TASK BRIEF:
Rewrite the lines from the start through the line containing "- window-title: InfoWindow: [42, 15, 126, 33]", replacing "Position in Parent Part" with "Relative Position" and leaving everything else as it is.

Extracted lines
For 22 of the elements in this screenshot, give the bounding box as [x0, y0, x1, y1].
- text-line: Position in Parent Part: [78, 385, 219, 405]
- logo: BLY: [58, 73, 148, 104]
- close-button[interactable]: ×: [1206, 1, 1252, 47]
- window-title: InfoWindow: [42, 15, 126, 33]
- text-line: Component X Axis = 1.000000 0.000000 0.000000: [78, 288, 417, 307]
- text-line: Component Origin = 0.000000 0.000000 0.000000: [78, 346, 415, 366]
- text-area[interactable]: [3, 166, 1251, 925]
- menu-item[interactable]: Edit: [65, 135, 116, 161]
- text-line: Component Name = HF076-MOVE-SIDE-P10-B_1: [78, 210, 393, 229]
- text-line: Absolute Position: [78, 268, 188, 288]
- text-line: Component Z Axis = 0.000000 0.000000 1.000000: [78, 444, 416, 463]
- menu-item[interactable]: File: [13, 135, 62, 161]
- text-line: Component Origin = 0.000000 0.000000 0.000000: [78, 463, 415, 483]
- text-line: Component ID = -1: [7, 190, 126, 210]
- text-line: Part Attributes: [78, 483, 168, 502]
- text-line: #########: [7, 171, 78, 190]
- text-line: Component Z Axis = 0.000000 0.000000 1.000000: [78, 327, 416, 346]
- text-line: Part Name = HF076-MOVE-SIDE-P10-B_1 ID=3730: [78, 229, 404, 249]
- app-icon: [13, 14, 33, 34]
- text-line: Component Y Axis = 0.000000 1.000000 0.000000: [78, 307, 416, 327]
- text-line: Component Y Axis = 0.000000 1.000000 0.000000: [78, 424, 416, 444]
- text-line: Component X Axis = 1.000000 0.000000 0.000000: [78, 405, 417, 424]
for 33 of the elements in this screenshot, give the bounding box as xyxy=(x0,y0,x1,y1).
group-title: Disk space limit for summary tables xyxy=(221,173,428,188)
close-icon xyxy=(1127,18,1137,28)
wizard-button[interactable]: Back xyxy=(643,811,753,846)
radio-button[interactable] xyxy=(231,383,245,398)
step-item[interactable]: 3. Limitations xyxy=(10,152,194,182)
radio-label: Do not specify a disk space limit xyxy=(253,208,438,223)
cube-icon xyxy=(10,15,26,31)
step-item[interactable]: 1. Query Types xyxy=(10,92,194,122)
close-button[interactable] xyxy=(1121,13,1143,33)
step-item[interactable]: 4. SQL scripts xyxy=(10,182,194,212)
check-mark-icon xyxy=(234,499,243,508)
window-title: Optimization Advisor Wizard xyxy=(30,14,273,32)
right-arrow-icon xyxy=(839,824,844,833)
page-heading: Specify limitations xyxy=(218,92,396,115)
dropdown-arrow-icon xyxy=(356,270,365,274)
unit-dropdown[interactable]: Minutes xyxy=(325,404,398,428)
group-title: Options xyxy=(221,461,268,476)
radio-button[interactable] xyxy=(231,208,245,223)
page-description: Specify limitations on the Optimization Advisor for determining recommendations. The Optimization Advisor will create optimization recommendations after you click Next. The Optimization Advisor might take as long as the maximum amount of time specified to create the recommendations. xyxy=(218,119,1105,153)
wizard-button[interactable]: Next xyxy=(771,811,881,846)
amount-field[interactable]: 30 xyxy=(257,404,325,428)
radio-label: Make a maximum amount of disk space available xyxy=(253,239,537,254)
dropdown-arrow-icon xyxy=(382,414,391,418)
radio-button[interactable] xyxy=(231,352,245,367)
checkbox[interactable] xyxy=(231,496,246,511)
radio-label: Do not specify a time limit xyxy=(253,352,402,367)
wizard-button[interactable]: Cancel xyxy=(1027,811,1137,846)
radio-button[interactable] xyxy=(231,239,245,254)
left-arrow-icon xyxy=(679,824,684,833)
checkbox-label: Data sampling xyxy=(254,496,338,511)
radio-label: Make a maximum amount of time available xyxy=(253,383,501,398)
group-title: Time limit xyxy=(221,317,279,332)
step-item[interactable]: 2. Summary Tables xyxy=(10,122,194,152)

RESPONSE:
For 22 of the elements in this screenshot, give the bounding box as [x0, y0, x1, y1].
- text-line: Relative Position: [78, 385, 219, 405]
- logo: BLY: [58, 73, 148, 104]
- close-button[interactable]: ×: [1206, 1, 1252, 47]
- window-title: InfoWindow: [42, 15, 126, 33]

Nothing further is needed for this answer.